Aim: Extract and list every line that contains the word "Temperature".

[START OF Entries supplied]

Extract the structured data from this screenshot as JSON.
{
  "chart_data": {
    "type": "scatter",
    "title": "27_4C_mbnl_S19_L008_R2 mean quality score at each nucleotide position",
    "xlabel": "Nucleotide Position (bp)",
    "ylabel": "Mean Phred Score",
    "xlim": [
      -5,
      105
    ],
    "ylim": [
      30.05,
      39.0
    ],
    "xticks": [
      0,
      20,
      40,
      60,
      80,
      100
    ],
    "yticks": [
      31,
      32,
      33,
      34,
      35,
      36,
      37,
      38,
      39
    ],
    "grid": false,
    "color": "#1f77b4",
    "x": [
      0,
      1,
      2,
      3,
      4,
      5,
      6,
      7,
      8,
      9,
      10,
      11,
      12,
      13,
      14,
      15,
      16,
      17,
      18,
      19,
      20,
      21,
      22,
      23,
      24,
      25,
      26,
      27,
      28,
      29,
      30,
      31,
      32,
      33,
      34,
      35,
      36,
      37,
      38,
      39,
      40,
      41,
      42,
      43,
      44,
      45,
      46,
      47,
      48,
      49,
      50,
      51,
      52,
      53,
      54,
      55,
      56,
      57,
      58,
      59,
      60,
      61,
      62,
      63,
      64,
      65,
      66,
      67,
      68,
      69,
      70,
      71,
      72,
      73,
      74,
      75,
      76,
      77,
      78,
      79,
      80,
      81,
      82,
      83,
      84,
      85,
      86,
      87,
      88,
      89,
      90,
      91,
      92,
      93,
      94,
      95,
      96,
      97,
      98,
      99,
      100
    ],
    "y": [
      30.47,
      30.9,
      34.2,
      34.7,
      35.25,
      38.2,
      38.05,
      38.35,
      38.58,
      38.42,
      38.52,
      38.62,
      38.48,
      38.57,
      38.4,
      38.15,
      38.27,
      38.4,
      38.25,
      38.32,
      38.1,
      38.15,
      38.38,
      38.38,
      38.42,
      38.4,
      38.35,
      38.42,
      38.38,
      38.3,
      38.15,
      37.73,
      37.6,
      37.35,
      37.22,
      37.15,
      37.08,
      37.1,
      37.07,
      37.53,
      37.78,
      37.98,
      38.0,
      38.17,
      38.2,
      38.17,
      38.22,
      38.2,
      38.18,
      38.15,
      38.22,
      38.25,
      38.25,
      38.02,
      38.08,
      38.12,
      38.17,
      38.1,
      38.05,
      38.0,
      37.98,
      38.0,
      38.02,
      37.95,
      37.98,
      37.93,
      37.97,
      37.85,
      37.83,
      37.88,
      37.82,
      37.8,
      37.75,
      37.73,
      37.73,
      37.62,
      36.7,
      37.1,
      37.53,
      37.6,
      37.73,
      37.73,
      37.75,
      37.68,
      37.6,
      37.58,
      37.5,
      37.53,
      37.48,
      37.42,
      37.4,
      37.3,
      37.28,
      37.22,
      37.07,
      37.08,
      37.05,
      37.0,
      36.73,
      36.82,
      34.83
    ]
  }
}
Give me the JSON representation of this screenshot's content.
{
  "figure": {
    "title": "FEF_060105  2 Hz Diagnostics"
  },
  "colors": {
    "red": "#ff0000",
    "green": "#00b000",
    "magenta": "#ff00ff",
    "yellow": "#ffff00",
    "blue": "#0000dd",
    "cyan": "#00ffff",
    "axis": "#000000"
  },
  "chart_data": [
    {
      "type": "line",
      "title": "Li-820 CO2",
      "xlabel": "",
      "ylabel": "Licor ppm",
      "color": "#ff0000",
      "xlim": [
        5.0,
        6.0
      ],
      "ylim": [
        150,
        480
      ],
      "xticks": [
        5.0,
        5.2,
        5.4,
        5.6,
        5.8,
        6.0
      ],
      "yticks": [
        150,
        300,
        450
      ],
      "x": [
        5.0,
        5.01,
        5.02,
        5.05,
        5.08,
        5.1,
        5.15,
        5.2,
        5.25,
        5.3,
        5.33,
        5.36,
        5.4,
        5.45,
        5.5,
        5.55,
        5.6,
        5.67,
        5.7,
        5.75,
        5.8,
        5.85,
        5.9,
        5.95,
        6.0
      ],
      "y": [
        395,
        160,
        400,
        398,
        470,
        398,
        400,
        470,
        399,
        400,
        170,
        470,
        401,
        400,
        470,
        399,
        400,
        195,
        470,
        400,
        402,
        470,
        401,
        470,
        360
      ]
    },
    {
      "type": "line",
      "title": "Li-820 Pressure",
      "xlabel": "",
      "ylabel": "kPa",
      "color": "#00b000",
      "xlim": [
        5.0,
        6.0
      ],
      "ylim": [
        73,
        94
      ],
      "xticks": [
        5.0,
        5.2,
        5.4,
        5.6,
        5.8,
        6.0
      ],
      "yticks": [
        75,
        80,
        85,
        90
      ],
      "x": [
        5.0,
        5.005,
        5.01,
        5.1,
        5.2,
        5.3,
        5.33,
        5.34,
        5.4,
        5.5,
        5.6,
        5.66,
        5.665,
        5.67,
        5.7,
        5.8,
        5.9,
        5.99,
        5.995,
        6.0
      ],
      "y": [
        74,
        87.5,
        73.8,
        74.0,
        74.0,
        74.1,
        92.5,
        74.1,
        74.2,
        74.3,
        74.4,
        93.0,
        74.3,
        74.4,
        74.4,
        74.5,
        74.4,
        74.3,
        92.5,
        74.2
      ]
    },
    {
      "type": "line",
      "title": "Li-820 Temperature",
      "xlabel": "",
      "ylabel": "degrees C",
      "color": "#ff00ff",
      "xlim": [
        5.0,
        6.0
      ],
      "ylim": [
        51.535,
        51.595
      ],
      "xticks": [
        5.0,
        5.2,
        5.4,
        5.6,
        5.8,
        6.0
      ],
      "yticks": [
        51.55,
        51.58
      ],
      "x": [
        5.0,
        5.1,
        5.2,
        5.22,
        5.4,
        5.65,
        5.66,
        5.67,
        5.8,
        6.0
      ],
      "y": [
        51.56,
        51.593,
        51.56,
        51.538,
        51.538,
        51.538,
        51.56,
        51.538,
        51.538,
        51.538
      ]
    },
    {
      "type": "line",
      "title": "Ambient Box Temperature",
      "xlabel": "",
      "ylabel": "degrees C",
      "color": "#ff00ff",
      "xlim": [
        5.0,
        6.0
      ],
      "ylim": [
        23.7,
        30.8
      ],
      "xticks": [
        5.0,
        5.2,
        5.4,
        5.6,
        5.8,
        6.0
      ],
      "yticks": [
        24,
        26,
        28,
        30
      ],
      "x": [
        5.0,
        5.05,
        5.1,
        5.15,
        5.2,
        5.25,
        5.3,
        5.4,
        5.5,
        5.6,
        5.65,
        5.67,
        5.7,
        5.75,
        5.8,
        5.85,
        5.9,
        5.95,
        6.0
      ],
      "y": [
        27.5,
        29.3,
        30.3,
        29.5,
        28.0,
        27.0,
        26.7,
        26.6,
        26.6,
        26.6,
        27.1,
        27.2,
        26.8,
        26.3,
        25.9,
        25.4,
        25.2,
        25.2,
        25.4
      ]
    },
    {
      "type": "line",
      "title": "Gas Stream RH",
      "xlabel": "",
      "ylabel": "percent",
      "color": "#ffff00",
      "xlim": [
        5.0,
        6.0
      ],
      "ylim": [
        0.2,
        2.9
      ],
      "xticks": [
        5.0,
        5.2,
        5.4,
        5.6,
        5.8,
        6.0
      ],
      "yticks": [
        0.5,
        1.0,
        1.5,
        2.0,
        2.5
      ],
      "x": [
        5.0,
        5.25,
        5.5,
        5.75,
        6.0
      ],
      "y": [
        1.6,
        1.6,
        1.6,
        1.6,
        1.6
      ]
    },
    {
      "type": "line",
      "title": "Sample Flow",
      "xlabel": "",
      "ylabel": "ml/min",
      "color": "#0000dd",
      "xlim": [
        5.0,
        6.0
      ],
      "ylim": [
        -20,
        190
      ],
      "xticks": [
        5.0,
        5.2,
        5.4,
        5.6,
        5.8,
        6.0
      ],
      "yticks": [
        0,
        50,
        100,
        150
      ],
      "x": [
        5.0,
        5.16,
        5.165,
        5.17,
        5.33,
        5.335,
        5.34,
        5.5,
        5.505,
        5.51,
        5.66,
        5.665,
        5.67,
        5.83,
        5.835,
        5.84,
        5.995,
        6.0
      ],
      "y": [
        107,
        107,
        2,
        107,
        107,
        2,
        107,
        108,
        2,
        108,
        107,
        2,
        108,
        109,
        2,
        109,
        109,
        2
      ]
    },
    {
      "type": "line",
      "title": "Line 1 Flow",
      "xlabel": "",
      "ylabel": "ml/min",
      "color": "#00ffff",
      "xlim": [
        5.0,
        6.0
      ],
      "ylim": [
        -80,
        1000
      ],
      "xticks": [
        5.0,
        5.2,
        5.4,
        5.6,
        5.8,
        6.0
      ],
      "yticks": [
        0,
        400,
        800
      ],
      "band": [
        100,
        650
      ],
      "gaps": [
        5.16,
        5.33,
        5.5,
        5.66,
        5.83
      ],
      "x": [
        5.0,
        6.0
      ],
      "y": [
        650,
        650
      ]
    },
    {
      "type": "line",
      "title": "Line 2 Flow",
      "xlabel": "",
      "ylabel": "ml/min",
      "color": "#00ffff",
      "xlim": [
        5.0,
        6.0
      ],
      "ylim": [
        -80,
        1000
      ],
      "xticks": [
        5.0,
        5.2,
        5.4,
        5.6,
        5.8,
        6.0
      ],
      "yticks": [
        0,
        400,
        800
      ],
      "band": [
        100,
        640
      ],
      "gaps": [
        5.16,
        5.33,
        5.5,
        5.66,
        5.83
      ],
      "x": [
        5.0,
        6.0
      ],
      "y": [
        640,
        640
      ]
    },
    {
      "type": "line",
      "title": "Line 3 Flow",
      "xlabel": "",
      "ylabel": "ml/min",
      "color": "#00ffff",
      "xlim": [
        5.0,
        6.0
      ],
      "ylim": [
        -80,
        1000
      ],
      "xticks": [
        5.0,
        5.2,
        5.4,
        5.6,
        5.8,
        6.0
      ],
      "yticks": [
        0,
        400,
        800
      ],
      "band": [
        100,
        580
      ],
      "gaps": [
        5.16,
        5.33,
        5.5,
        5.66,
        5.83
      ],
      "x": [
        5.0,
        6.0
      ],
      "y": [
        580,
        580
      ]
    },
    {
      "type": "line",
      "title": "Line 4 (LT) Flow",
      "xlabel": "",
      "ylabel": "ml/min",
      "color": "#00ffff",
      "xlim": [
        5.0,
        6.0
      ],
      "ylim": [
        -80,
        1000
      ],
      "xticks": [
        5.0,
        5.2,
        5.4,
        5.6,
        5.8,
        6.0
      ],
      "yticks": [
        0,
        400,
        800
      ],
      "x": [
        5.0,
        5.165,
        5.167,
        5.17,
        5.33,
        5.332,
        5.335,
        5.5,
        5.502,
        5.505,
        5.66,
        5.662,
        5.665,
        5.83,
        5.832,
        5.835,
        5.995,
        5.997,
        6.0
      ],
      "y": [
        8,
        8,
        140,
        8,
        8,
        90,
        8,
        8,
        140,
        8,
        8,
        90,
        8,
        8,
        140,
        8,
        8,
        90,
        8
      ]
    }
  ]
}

[END OF Entries supplied]

Task answer:
      "title": "Li-820 Temperature",
      "title": "Ambient Box Temperature",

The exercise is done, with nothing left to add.